▶ _Record list_
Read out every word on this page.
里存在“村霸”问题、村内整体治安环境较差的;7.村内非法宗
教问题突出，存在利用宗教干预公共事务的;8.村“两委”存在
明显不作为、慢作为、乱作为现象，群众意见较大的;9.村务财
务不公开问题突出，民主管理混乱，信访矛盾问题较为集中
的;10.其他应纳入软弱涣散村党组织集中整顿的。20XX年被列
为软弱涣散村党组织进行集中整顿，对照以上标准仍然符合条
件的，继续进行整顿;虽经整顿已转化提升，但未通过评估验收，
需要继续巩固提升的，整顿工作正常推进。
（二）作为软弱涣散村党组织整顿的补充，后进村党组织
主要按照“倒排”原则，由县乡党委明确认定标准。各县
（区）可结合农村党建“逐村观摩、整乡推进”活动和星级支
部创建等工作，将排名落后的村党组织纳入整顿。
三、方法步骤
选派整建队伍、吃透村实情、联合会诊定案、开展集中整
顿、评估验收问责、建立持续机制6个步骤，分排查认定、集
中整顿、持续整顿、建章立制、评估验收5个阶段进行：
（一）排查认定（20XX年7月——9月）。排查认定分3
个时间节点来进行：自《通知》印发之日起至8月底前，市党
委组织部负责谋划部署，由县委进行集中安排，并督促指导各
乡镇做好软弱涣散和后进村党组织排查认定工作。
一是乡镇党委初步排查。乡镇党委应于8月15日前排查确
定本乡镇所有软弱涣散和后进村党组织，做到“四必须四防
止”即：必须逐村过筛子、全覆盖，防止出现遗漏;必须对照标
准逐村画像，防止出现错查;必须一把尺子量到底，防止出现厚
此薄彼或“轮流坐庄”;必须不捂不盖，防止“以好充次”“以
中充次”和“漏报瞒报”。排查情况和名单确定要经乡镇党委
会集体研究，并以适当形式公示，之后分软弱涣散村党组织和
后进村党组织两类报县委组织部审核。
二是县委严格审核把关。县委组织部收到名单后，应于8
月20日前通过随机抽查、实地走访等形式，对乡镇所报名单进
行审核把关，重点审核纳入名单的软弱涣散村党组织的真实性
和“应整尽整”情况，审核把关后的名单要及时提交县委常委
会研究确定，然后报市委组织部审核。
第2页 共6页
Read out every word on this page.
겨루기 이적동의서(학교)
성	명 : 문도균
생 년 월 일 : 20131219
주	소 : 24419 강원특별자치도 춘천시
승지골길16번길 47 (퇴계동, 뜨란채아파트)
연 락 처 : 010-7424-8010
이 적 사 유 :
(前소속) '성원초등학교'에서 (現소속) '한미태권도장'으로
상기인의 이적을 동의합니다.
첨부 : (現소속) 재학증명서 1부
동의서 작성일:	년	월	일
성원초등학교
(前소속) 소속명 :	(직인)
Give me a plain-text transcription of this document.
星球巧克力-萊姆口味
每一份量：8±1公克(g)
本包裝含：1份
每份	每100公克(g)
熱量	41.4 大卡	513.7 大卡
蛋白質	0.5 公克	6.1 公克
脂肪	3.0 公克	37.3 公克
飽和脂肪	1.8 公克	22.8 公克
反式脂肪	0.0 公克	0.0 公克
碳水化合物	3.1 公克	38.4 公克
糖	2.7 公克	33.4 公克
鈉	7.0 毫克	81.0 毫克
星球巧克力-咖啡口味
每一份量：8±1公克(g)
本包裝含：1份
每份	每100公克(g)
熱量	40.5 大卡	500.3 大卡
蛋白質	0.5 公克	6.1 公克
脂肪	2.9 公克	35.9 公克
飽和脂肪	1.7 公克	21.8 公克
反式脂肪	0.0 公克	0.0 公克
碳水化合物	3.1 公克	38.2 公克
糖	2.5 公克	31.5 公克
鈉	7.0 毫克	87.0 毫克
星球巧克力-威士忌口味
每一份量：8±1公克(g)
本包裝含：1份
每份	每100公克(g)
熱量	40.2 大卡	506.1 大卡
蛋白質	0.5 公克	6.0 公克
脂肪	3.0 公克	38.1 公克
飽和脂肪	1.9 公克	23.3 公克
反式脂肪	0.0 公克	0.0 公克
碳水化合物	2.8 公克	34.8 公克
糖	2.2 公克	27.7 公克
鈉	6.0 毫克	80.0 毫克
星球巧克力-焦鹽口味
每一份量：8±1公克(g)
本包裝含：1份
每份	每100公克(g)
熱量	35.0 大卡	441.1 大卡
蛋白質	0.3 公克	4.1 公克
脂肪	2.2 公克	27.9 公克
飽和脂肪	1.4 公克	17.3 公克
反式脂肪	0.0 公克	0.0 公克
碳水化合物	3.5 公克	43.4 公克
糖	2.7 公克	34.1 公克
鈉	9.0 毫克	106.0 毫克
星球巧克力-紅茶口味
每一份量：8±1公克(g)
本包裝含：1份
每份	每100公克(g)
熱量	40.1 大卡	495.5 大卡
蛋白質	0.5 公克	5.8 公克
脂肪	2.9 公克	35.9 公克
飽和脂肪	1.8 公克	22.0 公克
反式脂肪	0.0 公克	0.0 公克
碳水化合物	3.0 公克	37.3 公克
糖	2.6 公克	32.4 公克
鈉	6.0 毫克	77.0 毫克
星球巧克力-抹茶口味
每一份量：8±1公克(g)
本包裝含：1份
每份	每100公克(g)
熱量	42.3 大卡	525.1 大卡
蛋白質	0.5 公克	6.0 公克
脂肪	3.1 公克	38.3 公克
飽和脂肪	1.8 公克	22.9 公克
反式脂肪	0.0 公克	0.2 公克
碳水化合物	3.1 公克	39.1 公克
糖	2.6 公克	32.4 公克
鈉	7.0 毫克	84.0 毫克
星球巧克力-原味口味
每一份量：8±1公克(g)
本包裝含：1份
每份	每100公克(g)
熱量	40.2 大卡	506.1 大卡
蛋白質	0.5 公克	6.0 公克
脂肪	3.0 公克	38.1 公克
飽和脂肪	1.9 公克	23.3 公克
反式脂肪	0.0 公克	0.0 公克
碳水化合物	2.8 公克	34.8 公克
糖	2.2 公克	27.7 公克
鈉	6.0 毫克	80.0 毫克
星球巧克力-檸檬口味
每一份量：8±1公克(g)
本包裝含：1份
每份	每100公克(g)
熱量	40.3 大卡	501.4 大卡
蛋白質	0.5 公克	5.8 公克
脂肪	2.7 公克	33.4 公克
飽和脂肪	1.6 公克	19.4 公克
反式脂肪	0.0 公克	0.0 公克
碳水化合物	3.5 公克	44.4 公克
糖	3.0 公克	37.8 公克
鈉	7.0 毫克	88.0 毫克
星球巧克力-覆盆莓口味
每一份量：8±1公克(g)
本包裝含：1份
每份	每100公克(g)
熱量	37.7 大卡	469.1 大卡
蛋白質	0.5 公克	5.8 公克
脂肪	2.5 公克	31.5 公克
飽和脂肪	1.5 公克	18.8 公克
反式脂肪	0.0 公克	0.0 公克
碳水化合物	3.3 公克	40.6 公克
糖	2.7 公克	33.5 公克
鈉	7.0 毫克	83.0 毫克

▶ _Required work_
Please set down each line of the records exactly as given.

▶ _Result of this task_
Read out every word on this page.
里存在“村霸”问题、村内整体治安环境较差的;7.村内非法宗
教问题突出，存在利用宗教干预公共事务的;8.村“两委”存在
明显不作为、慢作为、乱作为现象，群众意见较大的;9.村务财
务不公开问题突出，民主管理混乱，信访矛盾问题较为集中
的;10.其他应纳入软弱涣散村党组织集中整顿的。20XX年被列
为软弱涣散村党组织进行集中整顿，对照以上标准仍然符合条
件的，继续进行整顿;虽经整顿已转化提升，但未通过评估验收，
需要继续巩固提升的，整顿工作正常推进。
（二）作为软弱涣散村党组织整顿的补充，后进村党组织
主要按照“倒排”原则，由县乡党委明确认定标准。各县
（区）可结合农村党建“逐村观摩、整乡推进”活动和星级支
部创建等工作，将排名落后的村党组织纳入整顿。
三、方法步骤
选派整建队伍、吃透村实情、联合会诊定案、开展集中整
顿、评估验收问责、建立持续机制6个步骤，分排查认定、集
中整顿、持续整顿、建章立制、评估验收5个阶段进行：
（一）排查认定（20XX年7月——9月）。排查认定分3
个时间节点来进行：自《通知》印发之日起至8月底前，市党
委组织部负责谋划部署，由县委进行集中安排，并督促指导各
乡镇做好软弱涣散和后进村党组织排查认定工作。
一是乡镇党委初步排查。乡镇党委应于8月15日前排查确
定本乡镇所有软弱涣散和后进村党组织，做到“四必须四防
止”即：必须逐村过筛子、全覆盖，防止出现遗漏;必须对照标
准逐村画像，防止出现错查;必须一把尺子量到底，防止出现厚
此薄彼或“轮流坐庄”;必须不捂不盖，防止“以好充次”“以
中充次”和“漏报瞒报”。排查情况和名单确定要经乡镇党委
会集体研究，并以适当形式公示，之后分软弱涣散村党组织和
后进村党组织两类报县委组织部审核。
二是县委严格审核把关。县委组织部收到名单后，应于8
月20日前通过随机抽查、实地走访等形式，对乡镇所报名单进
行审核把关，重点审核纳入名单的软弱涣散村党组织的真实性
和“应整尽整”情况，审核把关后的名单要及时提交县委常委
会研究确定，然后报市委组织部审核。
第2页 共6页
Read out every word on this page.
겨루기 이적동의서(학교)
성	명 : 문도균
생 년 월 일 : 20131219
주	소 : 24419 강원특별자치도 춘천시
승지골길16번길 47 (퇴계동, 뜨란채아파트)
연 락 처 : 010-7424-8010
이 적 사 유 :
(前소속) '성원초등학교'에서 (現소속) '한미태권도장'으로
상기인의 이적을 동의합니다.
첨부 : (現소속) 재학증명서 1부
동의서 작성일:	년	월	일
성원초등학교
(前소속) 소속명 :	(직인)
Give me a plain-text transcription of this document.
星球巧克力-萊姆口味
每一份量：8±1公克(g)
本包裝含：1份
每份	每100公克(g)
熱量	41.4 大卡	513.7 大卡
蛋白質	0.5 公克	6.1 公克
脂肪	3.0 公克	37.3 公克
飽和脂肪	1.8 公克	22.8 公克
反式脂肪	0.0 公克	0.0 公克
碳水化合物	3.1 公克	38.4 公克
糖	2.7 公克	33.4 公克
鈉	7.0 毫克	81.0 毫克
星球巧克力-咖啡口味
每一份量：8±1公克(g)
本包裝含：1份
每份	每100公克(g)
熱量	40.5 大卡	500.3 大卡
蛋白質	0.5 公克	6.1 公克
脂肪	2.9 公克	35.9 公克
飽和脂肪	1.7 公克	21.8 公克
反式脂肪	0.0 公克	0.0 公克
碳水化合物	3.1 公克	38.2 公克
糖	2.5 公克	31.5 公克
鈉	7.0 毫克	87.0 毫克
星球巧克力-威士忌口味
每一份量：8±1公克(g)
本包裝含：1份
每份	每100公克(g)
熱量	40.2 大卡	506.1 大卡
蛋白質	0.5 公克	6.0 公克
脂肪	3.0 公克	38.1 公克
飽和脂肪	1.9 公克	23.3 公克
反式脂肪	0.0 公克	0.0 公克
碳水化合物	2.8 公克	34.8 公克
糖	2.2 公克	27.7 公克
鈉	6.0 毫克	80.0 毫克
星球巧克力-焦鹽口味
每一份量：8±1公克(g)
本包裝含：1份
每份	每100公克(g)
熱量	35.0 大卡	441.1 大卡
蛋白質	0.3 公克	4.1 公克
脂肪	2.2 公克	27.9 公克
飽和脂肪	1.4 公克	17.3 公克
反式脂肪	0.0 公克	0.0 公克
碳水化合物	3.5 公克	43.4 公克
糖	2.7 公克	34.1 公克
鈉	9.0 毫克	106.0 毫克
星球巧克力-紅茶口味
每一份量：8±1公克(g)
本包裝含：1份
每份	每100公克(g)
熱量	40.1 大卡	495.5 大卡
蛋白質	0.5 公克	5.8 公克
脂肪	2.9 公克	35.9 公克
飽和脂肪	1.8 公克	22.0 公克
反式脂肪	0.0 公克	0.0 公克
碳水化合物	3.0 公克	37.3 公克
糖	2.6 公克	32.4 公克
鈉	6.0 毫克	77.0 毫克
星球巧克力-抹茶口味
每一份量：8±1公克(g)
本包裝含：1份
每份	每100公克(g)
熱量	42.3 大卡	525.1 大卡
蛋白質	0.5 公克	6.0 公克
脂肪	3.1 公克	38.3 公克
飽和脂肪	1.8 公克	22.9 公克
反式脂肪	0.0 公克	0.2 公克
碳水化合物	3.1 公克	39.1 公克
糖	2.6 公克	32.4 公克
鈉	7.0 毫克	84.0 毫克
星球巧克力-原味口味
每一份量：8±1公克(g)
本包裝含：1份
每份	每100公克(g)
熱量	40.2 大卡	506.1 大卡
蛋白質	0.5 公克	6.0 公克
脂肪	3.0 公克	38.1 公克
飽和脂肪	1.9 公克	23.3 公克
反式脂肪	0.0 公克	0.0 公克
碳水化合物	2.8 公克	34.8 公克
糖	2.2 公克	27.7 公克
鈉	6.0 毫克	80.0 毫克
星球巧克力-檸檬口味
每一份量：8±1公克(g)
本包裝含：1份
每份	每100公克(g)
熱量	40.3 大卡	501.4 大卡
蛋白質	0.5 公克	5.8 公克
脂肪	2.7 公克	33.4 公克
飽和脂肪	1.6 公克	19.4 公克
反式脂肪	0.0 公克	0.0 公克
碳水化合物	3.5 公克	44.4 公克
糖	3.0 公克	37.8 公克
鈉	7.0 毫克	88.0 毫克
星球巧克力-覆盆莓口味
每一份量：8±1公克(g)
本包裝含：1份
每份	每100公克(g)
熱量	37.7 大卡	469.1 大卡
蛋白質	0.5 公克	5.8 公克
脂肪	2.5 公克	31.5 公克
飽和脂肪	1.5 公克	18.8 公克
反式脂肪	0.0 公克	0.0 公克
碳水化合物	3.3 公克	40.6 公克
糖	2.7 公克	33.5 公克
鈉	7.0 毫克	83.0 毫克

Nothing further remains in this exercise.